• **RECORDS TO PROCESS**:

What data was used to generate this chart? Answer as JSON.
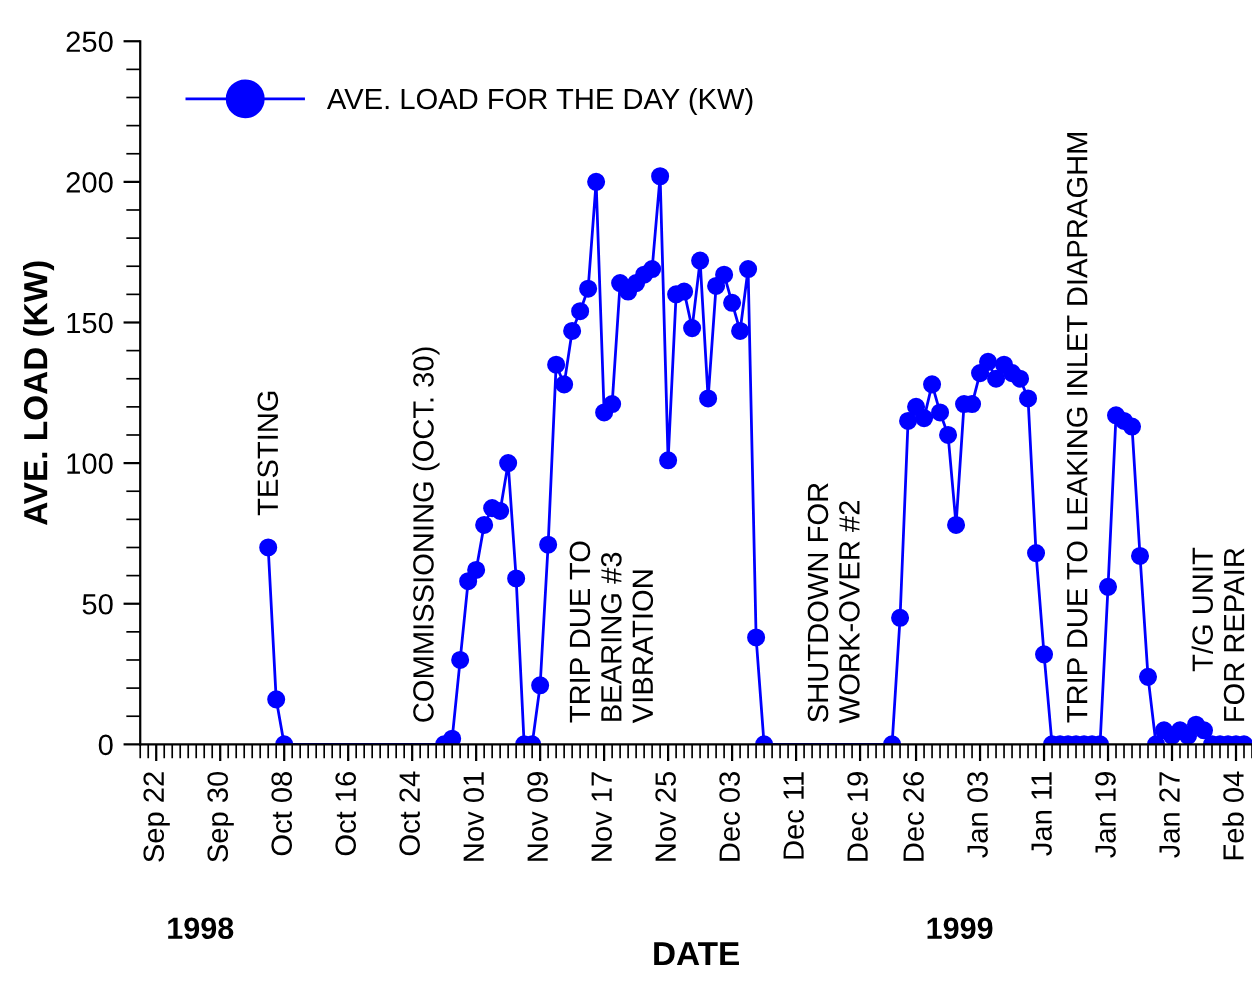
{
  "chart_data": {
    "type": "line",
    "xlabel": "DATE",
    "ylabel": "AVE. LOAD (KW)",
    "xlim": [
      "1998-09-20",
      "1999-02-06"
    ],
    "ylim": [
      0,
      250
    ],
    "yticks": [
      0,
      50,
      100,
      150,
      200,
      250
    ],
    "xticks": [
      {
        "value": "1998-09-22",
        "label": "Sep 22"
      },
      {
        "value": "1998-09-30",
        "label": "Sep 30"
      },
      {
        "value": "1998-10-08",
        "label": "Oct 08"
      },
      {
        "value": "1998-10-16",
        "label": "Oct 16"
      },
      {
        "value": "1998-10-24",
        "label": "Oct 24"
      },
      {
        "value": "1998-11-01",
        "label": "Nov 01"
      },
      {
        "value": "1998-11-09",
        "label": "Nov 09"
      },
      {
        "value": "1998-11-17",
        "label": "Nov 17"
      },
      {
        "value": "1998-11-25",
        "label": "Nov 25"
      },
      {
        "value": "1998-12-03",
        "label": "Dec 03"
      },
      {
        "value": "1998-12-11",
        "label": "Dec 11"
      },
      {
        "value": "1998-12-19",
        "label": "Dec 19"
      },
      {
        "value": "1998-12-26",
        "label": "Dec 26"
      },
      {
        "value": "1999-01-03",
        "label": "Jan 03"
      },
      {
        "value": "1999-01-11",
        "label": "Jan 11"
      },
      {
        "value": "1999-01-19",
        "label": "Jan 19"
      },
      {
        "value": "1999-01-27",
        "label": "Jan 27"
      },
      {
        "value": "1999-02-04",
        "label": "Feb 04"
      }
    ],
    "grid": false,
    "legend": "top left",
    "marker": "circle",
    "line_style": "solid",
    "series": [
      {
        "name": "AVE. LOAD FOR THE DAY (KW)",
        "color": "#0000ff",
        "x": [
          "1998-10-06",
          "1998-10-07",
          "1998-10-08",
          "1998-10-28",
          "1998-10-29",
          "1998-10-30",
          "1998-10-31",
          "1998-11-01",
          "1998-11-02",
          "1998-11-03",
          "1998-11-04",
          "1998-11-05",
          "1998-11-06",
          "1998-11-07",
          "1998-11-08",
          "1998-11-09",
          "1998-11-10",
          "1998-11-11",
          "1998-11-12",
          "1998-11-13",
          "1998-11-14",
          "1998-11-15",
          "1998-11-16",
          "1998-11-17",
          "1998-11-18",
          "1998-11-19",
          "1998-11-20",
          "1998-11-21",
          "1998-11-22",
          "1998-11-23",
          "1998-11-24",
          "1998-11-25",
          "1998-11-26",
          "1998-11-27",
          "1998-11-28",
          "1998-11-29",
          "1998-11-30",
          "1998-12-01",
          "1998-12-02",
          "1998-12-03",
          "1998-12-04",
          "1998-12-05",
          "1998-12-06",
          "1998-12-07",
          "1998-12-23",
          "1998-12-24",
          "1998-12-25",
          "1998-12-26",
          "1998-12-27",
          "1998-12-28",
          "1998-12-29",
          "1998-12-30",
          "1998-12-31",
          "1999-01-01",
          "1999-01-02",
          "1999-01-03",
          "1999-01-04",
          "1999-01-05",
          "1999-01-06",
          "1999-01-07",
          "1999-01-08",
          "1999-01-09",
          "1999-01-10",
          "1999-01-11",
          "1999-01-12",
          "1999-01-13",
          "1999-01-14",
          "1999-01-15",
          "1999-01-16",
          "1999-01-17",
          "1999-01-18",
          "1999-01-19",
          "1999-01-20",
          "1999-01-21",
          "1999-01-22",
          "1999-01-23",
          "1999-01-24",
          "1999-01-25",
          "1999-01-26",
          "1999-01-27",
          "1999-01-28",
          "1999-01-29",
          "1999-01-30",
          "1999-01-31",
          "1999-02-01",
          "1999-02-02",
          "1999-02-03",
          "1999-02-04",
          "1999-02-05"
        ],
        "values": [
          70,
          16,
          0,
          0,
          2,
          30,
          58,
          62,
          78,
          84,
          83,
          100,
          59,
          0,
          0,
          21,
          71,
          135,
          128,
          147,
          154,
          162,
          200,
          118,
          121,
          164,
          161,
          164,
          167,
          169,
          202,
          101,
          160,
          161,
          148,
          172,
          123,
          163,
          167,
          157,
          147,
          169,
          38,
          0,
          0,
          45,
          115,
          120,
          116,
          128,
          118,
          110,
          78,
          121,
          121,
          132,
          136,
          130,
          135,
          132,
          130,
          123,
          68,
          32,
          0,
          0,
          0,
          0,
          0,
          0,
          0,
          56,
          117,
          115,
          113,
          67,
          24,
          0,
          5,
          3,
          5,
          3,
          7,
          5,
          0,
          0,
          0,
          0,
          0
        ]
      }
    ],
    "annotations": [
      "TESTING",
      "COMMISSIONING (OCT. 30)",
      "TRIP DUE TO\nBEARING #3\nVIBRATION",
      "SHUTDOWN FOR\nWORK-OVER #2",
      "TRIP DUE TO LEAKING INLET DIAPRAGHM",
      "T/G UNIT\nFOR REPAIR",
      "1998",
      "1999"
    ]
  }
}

• **WORK TO DO**:
Return the listing above word for word, with the pictures removed.

• **ANSWER TO THE TASK**:
What data was used to generate this chart? Answer as JSON.
{
  "chart_data": {
    "type": "line",
    "xlabel": "DATE",
    "ylabel": "AVE. LOAD (KW)",
    "xlim": [
      "1998-09-20",
      "1999-02-06"
    ],
    "ylim": [
      0,
      250
    ],
    "yticks": [
      0,
      50,
      100,
      150,
      200,
      250
    ],
    "xticks": [
      {
        "value": "1998-09-22",
        "label": "Sep 22"
      },
      {
        "value": "1998-09-30",
        "label": "Sep 30"
      },
      {
        "value": "1998-10-08",
        "label": "Oct 08"
      },
      {
        "value": "1998-10-16",
        "label": "Oct 16"
      },
      {
        "value": "1998-10-24",
        "label": "Oct 24"
      },
      {
        "value": "1998-11-01",
        "label": "Nov 01"
      },
      {
        "value": "1998-11-09",
        "label": "Nov 09"
      },
      {
        "value": "1998-11-17",
        "label": "Nov 17"
      },
      {
        "value": "1998-11-25",
        "label": "Nov 25"
      },
      {
        "value": "1998-12-03",
        "label": "Dec 03"
      },
      {
        "value": "1998-12-11",
        "label": "Dec 11"
      },
      {
        "value": "1998-12-19",
        "label": "Dec 19"
      },
      {
        "value": "1998-12-26",
        "label": "Dec 26"
      },
      {
        "value": "1999-01-03",
        "label": "Jan 03"
      },
      {
        "value": "1999-01-11",
        "label": "Jan 11"
      },
      {
        "value": "1999-01-19",
        "label": "Jan 19"
      },
      {
        "value": "1999-01-27",
        "label": "Jan 27"
      },
      {
        "value": "1999-02-04",
        "label": "Feb 04"
      }
    ],
    "grid": false,
    "legend": "top left",
    "marker": "circle",
    "line_style": "solid",
    "series": [
      {
        "name": "AVE. LOAD FOR THE DAY (KW)",
        "color": "#0000ff",
        "x": [
          "1998-10-06",
          "1998-10-07",
          "1998-10-08",
          "1998-10-28",
          "1998-10-29",
          "1998-10-30",
          "1998-10-31",
          "1998-11-01",
          "1998-11-02",
          "1998-11-03",
          "1998-11-04",
          "1998-11-05",
          "1998-11-06",
          "1998-11-07",
          "1998-11-08",
          "1998-11-09",
          "1998-11-10",
          "1998-11-11",
          "1998-11-12",
          "1998-11-13",
          "1998-11-14",
          "1998-11-15",
          "1998-11-16",
          "1998-11-17",
          "1998-11-18",
          "1998-11-19",
          "1998-11-20",
          "1998-11-21",
          "1998-11-22",
          "1998-11-23",
          "1998-11-24",
          "1998-11-25",
          "1998-11-26",
          "1998-11-27",
          "1998-11-28",
          "1998-11-29",
          "1998-11-30",
          "1998-12-01",
          "1998-12-02",
          "1998-12-03",
          "1998-12-04",
          "1998-12-05",
          "1998-12-06",
          "1998-12-07",
          "1998-12-23",
          "1998-12-24",
          "1998-12-25",
          "1998-12-26",
          "1998-12-27",
          "1998-12-28",
          "1998-12-29",
          "1998-12-30",
          "1998-12-31",
          "1999-01-01",
          "1999-01-02",
          "1999-01-03",
          "1999-01-04",
          "1999-01-05",
          "1999-01-06",
          "1999-01-07",
          "1999-01-08",
          "1999-01-09",
          "1999-01-10",
          "1999-01-11",
          "1999-01-12",
          "1999-01-13",
          "1999-01-14",
          "1999-01-15",
          "1999-01-16",
          "1999-01-17",
          "1999-01-18",
          "1999-01-19",
          "1999-01-20",
          "1999-01-21",
          "1999-01-22",
          "1999-01-23",
          "1999-01-24",
          "1999-01-25",
          "1999-01-26",
          "1999-01-27",
          "1999-01-28",
          "1999-01-29",
          "1999-01-30",
          "1999-01-31",
          "1999-02-01",
          "1999-02-02",
          "1999-02-03",
          "1999-02-04",
          "1999-02-05"
        ],
        "values": [
          70,
          16,
          0,
          0,
          2,
          30,
          58,
          62,
          78,
          84,
          83,
          100,
          59,
          0,
          0,
          21,
          71,
          135,
          128,
          147,
          154,
          162,
          200,
          118,
          121,
          164,
          161,
          164,
          167,
          169,
          202,
          101,
          160,
          161,
          148,
          172,
          123,
          163,
          167,
          157,
          147,
          169,
          38,
          0,
          0,
          45,
          115,
          120,
          116,
          128,
          118,
          110,
          78,
          121,
          121,
          132,
          136,
          130,
          135,
          132,
          130,
          123,
          68,
          32,
          0,
          0,
          0,
          0,
          0,
          0,
          0,
          56,
          117,
          115,
          113,
          67,
          24,
          0,
          5,
          3,
          5,
          3,
          7,
          5,
          0,
          0,
          0,
          0,
          0
        ]
      }
    ],
    "annotations": [
      "TESTING",
      "COMMISSIONING (OCT. 30)",
      "TRIP DUE TO\nBEARING #3\nVIBRATION",
      "SHUTDOWN FOR\nWORK-OVER #2",
      "TRIP DUE TO LEAKING INLET DIAPRAGHM",
      "T/G UNIT\nFOR REPAIR",
      "1998",
      "1999"
    ]
  }
}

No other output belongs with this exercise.